# Exercise task:
Rewrite every line of the records, replacing each occurrence of "staticText" with "textLabel" and leaving everything else unchanged. Leave the pictures out of your answer.

[Data records]
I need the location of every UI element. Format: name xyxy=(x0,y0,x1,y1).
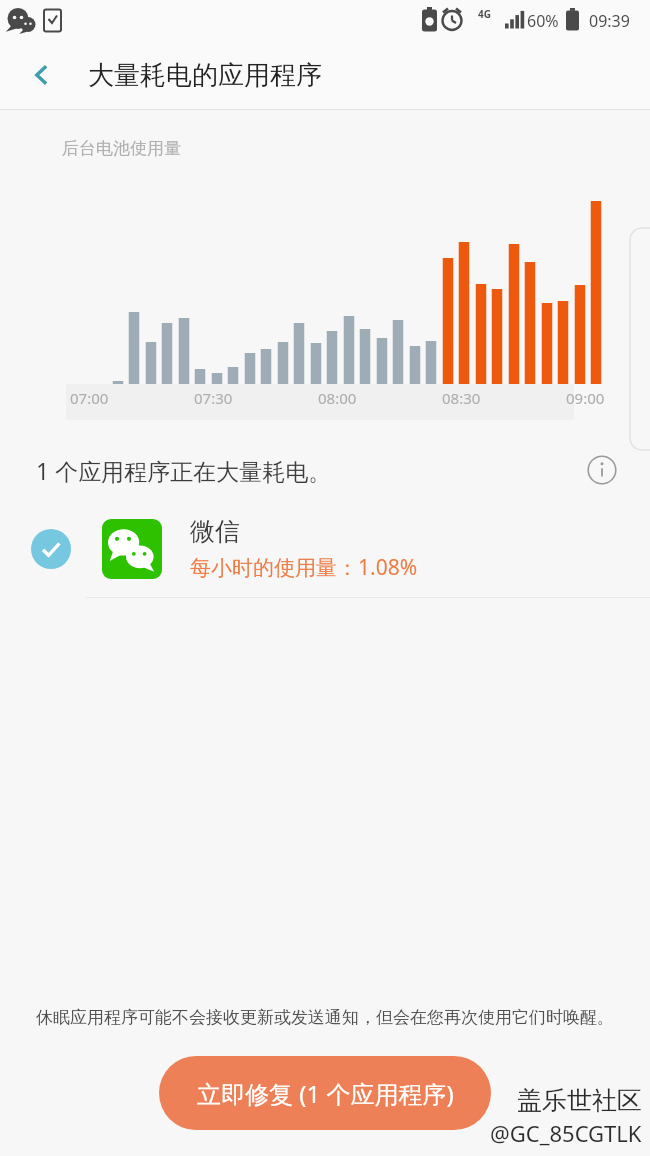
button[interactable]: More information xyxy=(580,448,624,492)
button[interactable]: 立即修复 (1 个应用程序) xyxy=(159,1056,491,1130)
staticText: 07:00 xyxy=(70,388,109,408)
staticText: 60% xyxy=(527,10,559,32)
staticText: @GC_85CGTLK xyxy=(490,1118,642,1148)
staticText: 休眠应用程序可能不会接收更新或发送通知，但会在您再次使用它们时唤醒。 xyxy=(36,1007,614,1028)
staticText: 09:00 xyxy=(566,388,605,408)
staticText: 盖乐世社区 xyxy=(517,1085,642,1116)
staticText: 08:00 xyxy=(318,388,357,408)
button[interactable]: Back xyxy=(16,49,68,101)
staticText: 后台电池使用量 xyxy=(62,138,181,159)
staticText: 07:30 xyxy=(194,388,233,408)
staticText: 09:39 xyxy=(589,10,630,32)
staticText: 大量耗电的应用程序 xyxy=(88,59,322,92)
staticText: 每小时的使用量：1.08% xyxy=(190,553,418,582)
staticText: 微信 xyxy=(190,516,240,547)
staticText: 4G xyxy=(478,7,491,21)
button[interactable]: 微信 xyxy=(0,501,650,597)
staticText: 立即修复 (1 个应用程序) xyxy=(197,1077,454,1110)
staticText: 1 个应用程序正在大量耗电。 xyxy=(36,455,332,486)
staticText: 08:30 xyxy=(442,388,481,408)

# Response:
I need the location of every UI element. Format: name xyxy=(x0,y0,x1,y1).
button[interactable]: More information xyxy=(580,448,624,492)
button[interactable]: 立即修复 (1 个应用程序) xyxy=(159,1056,491,1130)
textLabel: 07:00 xyxy=(70,388,109,408)
textLabel: 60% xyxy=(527,10,559,32)
textLabel: @GC_85CGTLK xyxy=(490,1118,642,1148)
textLabel: 休眠应用程序可能不会接收更新或发送通知，但会在您再次使用它们时唤醒。 xyxy=(36,1007,614,1028)
textLabel: 09:00 xyxy=(566,388,605,408)
textLabel: 盖乐世社区 xyxy=(517,1085,642,1116)
textLabel: 08:00 xyxy=(318,388,357,408)
button[interactable]: Back xyxy=(16,49,68,101)
textLabel: 后台电池使用量 xyxy=(62,138,181,159)
textLabel: 07:30 xyxy=(194,388,233,408)
textLabel: 09:39 xyxy=(589,10,630,32)
textLabel: 大量耗电的应用程序 xyxy=(88,59,322,92)
textLabel: 每小时的使用量：1.08% xyxy=(190,553,418,582)
textLabel: 微信 xyxy=(190,516,240,547)
textLabel: 4G xyxy=(478,7,491,21)
button[interactable]: 微信 xyxy=(0,501,650,597)
textLabel: 立即修复 (1 个应用程序) xyxy=(197,1077,454,1110)
textLabel: 1 个应用程序正在大量耗电。 xyxy=(36,455,332,486)
textLabel: 08:30 xyxy=(442,388,481,408)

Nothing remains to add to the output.